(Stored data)
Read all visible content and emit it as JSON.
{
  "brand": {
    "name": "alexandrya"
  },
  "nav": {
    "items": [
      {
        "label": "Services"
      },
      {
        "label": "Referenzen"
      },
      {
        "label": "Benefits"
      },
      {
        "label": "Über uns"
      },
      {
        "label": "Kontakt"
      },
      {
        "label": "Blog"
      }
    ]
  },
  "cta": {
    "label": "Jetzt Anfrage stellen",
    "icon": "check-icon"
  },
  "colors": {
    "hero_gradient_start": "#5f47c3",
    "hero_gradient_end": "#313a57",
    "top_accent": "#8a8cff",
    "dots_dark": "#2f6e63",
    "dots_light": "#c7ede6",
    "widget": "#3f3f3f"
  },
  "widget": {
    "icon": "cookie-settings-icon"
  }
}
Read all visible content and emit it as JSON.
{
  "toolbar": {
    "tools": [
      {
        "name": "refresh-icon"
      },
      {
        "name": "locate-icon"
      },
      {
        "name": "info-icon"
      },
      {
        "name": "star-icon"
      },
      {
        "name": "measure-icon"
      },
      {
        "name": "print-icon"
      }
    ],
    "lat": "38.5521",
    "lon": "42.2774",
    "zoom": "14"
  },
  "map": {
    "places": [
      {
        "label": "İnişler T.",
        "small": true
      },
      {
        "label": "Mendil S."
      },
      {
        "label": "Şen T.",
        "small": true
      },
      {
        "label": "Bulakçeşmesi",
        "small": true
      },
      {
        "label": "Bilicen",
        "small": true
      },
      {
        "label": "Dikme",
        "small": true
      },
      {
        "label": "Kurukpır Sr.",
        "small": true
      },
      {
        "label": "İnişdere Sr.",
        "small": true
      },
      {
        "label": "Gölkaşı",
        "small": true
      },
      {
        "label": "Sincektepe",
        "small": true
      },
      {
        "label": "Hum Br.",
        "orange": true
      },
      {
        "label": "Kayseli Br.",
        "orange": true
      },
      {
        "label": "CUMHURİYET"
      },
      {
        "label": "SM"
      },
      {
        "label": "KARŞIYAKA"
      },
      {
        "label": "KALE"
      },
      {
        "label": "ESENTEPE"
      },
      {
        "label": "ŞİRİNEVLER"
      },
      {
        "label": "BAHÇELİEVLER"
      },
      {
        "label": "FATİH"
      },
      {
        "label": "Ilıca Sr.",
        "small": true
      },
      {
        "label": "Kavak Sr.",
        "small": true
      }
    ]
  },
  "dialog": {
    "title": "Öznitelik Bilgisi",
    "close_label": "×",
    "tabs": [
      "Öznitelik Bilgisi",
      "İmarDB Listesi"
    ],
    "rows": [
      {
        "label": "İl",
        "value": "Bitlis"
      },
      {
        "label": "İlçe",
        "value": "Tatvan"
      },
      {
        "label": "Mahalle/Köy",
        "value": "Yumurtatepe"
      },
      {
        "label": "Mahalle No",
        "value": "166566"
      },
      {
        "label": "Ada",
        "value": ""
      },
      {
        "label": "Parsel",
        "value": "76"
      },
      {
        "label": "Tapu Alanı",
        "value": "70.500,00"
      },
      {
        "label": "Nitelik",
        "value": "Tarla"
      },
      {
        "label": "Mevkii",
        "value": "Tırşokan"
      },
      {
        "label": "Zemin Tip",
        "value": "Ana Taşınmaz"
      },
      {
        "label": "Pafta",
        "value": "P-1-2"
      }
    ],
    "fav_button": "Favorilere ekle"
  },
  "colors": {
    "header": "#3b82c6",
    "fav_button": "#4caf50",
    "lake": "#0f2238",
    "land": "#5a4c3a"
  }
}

Job -> Go through the listing above and locate each line that holds the word "name". Copy those lines.

Answer to this exercise ->
    "name": "alexandrya"
        "name": "refresh-icon"
        "name": "locate-icon"
        "name": "info-icon"
        "name": "star-icon"
        "name": "measure-icon"
        "name": "print-icon"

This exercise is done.